Saved entries
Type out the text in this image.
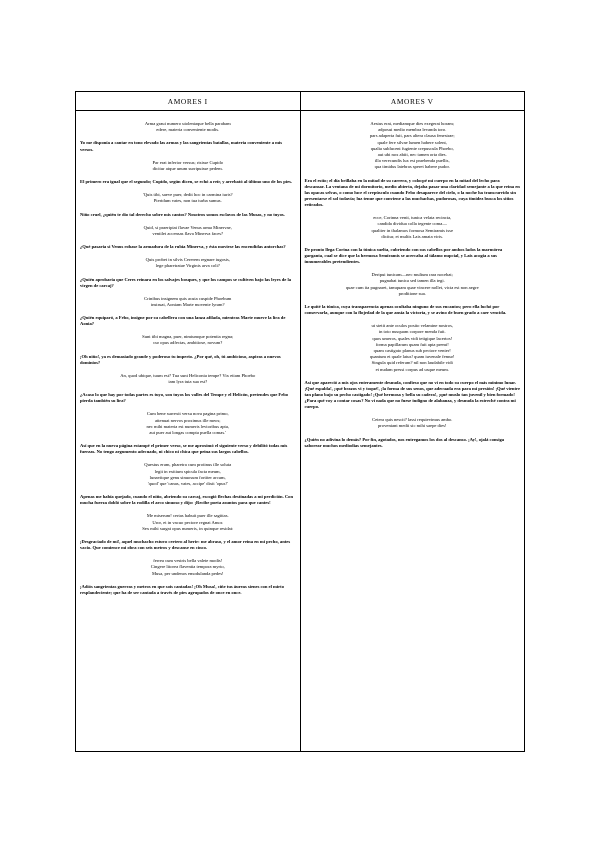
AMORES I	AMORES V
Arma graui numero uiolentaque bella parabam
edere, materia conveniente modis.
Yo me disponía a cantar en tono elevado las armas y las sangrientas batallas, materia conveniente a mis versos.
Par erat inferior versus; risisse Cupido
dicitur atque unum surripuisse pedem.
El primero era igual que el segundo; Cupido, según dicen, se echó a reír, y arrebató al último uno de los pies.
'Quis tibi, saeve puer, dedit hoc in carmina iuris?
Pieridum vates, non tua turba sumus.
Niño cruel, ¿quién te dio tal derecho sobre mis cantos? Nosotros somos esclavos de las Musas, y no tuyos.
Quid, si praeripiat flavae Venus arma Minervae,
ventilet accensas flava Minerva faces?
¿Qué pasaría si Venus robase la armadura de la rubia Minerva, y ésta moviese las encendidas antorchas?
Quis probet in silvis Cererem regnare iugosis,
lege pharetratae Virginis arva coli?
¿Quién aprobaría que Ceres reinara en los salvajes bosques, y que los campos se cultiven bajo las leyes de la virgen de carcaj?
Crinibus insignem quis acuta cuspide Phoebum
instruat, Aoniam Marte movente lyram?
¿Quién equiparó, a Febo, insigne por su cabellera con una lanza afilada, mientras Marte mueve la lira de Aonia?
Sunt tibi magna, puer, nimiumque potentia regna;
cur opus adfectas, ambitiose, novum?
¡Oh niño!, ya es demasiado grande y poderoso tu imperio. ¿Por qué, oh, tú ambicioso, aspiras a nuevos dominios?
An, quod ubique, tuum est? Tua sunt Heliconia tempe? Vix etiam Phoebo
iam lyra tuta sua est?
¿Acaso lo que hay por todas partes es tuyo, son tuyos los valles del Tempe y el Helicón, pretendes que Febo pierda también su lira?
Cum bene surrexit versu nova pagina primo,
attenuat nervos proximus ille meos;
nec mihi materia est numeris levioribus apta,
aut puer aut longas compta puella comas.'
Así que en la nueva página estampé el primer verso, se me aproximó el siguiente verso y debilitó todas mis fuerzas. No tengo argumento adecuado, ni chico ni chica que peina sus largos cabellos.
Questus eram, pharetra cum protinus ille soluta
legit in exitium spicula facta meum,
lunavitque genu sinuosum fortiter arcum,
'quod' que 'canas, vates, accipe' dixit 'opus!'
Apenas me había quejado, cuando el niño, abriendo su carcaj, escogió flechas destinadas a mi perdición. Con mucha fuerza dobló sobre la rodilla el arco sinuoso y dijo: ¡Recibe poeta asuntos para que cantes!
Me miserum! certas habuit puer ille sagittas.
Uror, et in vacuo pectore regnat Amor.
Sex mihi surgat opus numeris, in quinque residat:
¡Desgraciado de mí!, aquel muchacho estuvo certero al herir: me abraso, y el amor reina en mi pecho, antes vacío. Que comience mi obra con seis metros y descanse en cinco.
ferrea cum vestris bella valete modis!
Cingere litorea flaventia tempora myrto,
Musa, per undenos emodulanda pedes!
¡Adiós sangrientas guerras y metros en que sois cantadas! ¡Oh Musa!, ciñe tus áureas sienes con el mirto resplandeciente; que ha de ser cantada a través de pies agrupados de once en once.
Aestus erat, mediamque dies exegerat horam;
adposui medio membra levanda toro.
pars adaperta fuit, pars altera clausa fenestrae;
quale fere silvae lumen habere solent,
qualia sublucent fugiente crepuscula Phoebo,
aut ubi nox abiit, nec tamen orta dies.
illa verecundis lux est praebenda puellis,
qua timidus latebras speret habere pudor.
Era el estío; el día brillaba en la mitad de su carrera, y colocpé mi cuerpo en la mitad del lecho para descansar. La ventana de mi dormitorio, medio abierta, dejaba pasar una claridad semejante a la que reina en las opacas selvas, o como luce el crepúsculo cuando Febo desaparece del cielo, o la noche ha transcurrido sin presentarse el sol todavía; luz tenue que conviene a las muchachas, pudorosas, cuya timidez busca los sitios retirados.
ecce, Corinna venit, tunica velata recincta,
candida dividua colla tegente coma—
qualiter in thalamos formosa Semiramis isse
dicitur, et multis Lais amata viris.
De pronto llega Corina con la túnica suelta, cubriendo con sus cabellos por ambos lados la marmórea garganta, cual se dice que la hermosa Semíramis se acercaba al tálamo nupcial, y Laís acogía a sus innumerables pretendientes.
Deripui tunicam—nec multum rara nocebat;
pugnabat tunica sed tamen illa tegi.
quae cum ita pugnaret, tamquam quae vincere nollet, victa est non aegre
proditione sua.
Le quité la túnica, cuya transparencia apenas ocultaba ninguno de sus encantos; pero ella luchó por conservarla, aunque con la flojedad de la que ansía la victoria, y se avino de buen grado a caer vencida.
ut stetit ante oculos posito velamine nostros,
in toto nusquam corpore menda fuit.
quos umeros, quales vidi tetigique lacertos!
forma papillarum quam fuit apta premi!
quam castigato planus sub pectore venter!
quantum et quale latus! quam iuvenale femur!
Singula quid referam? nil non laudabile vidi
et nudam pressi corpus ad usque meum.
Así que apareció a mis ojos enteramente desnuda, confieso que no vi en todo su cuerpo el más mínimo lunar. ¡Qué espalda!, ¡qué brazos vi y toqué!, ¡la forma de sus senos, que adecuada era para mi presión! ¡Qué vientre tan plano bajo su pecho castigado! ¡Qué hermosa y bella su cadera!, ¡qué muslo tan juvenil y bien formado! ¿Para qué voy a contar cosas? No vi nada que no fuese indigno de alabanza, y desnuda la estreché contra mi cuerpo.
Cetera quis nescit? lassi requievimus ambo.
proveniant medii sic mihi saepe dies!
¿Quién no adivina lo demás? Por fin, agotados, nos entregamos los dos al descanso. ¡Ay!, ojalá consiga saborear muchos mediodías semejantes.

## What you will do
Go through the listing above and write it out again exactly, dropping the pictures.

## Result of the task
Type out the text in this image.
AMORES I	AMORES V
Arma graui numero uiolentaque bella parabam
edere, materia conveniente modis.
Yo me disponía a cantar en tono elevado las armas y las sangrientas batallas, materia conveniente a mis versos.
Par erat inferior versus; risisse Cupido
dicitur atque unum surripuisse pedem.
El primero era igual que el segundo; Cupido, según dicen, se echó a reír, y arrebató al último uno de los pies.
'Quis tibi, saeve puer, dedit hoc in carmina iuris?
Pieridum vates, non tua turba sumus.
Niño cruel, ¿quién te dio tal derecho sobre mis cantos? Nosotros somos esclavos de las Musas, y no tuyos.
Quid, si praeripiat flavae Venus arma Minervae,
ventilet accensas flava Minerva faces?
¿Qué pasaría si Venus robase la armadura de la rubia Minerva, y ésta moviese las encendidas antorchas?
Quis probet in silvis Cererem regnare iugosis,
lege pharetratae Virginis arva coli?
¿Quién aprobaría que Ceres reinara en los salvajes bosques, y que los campos se cultiven bajo las leyes de la virgen de carcaj?
Crinibus insignem quis acuta cuspide Phoebum
instruat, Aoniam Marte movente lyram?
¿Quién equiparó, a Febo, insigne por su cabellera con una lanza afilada, mientras Marte mueve la lira de Aonia?
Sunt tibi magna, puer, nimiumque potentia regna;
cur opus adfectas, ambitiose, novum?
¡Oh niño!, ya es demasiado grande y poderoso tu imperio. ¿Por qué, oh, tú ambicioso, aspiras a nuevos dominios?
An, quod ubique, tuum est? Tua sunt Heliconia tempe? Vix etiam Phoebo
iam lyra tuta sua est?
¿Acaso lo que hay por todas partes es tuyo, son tuyos los valles del Tempe y el Helicón, pretendes que Febo pierda también su lira?
Cum bene surrexit versu nova pagina primo,
attenuat nervos proximus ille meos;
nec mihi materia est numeris levioribus apta,
aut puer aut longas compta puella comas.'
Así que en la nueva página estampé el primer verso, se me aproximó el siguiente verso y debilitó todas mis fuerzas. No tengo argumento adecuado, ni chico ni chica que peina sus largos cabellos.
Questus eram, pharetra cum protinus ille soluta
legit in exitium spicula facta meum,
lunavitque genu sinuosum fortiter arcum,
'quod' que 'canas, vates, accipe' dixit 'opus!'
Apenas me había quejado, cuando el niño, abriendo su carcaj, escogió flechas destinadas a mi perdición. Con mucha fuerza dobló sobre la rodilla el arco sinuoso y dijo: ¡Recibe poeta asuntos para que cantes!
Me miserum! certas habuit puer ille sagittas.
Uror, et in vacuo pectore regnat Amor.
Sex mihi surgat opus numeris, in quinque residat:
¡Desgraciado de mí!, aquel muchacho estuvo certero al herir: me abraso, y el amor reina en mi pecho, antes vacío. Que comience mi obra con seis metros y descanse en cinco.
ferrea cum vestris bella valete modis!
Cingere litorea flaventia tempora myrto,
Musa, per undenos emodulanda pedes!
¡Adiós sangrientas guerras y metros en que sois cantadas! ¡Oh Musa!, ciñe tus áureas sienes con el mirto resplandeciente; que ha de ser cantada a través de pies agrupados de once en once.
Aestus erat, mediamque dies exegerat horam;
adposui medio membra levanda toro.
pars adaperta fuit, pars altera clausa fenestrae;
quale fere silvae lumen habere solent,
qualia sublucent fugiente crepuscula Phoebo,
aut ubi nox abiit, nec tamen orta dies.
illa verecundis lux est praebenda puellis,
qua timidus latebras speret habere pudor.
Era el estío; el día brillaba en la mitad de su carrera, y colocpé mi cuerpo en la mitad del lecho para descansar. La ventana de mi dormitorio, medio abierta, dejaba pasar una claridad semejante a la que reina en las opacas selvas, o como luce el crepúsculo cuando Febo desaparece del cielo, o la noche ha transcurrido sin presentarse el sol todavía; luz tenue que conviene a las muchachas, pudorosas, cuya timidez busca los sitios retirados.
ecce, Corinna venit, tunica velata recincta,
candida dividua colla tegente coma—
qualiter in thalamos formosa Semiramis isse
dicitur, et multis Lais amata viris.
De pronto llega Corina con la túnica suelta, cubriendo con sus cabellos por ambos lados la marmórea garganta, cual se dice que la hermosa Semíramis se acercaba al tálamo nupcial, y Laís acogía a sus innumerables pretendientes.
Deripui tunicam—nec multum rara nocebat;
pugnabat tunica sed tamen illa tegi.
quae cum ita pugnaret, tamquam quae vincere nollet, victa est non aegre
proditione sua.
Le quité la túnica, cuya transparencia apenas ocultaba ninguno de sus encantos; pero ella luchó por conservarla, aunque con la flojedad de la que ansía la victoria, y se avino de buen grado a caer vencida.
ut stetit ante oculos posito velamine nostros,
in toto nusquam corpore menda fuit.
quos umeros, quales vidi tetigique lacertos!
forma papillarum quam fuit apta premi!
quam castigato planus sub pectore venter!
quantum et quale latus! quam iuvenale femur!
Singula quid referam? nil non laudabile vidi
et nudam pressi corpus ad usque meum.
Así que apareció a mis ojos enteramente desnuda, confieso que no vi en todo su cuerpo el más mínimo lunar. ¡Qué espalda!, ¡qué brazos vi y toqué!, ¡la forma de sus senos, que adecuada era para mi presión! ¡Qué vientre tan plano bajo su pecho castigado! ¡Qué hermosa y bella su cadera!, ¡qué muslo tan juvenil y bien formado! ¿Para qué voy a contar cosas? No vi nada que no fuese indigno de alabanza, y desnuda la estreché contra mi cuerpo.
Cetera quis nescit? lassi requievimus ambo.
proveniant medii sic mihi saepe dies!
¿Quién no adivina lo demás? Por fin, agotados, nos entregamos los dos al descanso. ¡Ay!, ojalá consiga saborear muchos mediodías semejantes.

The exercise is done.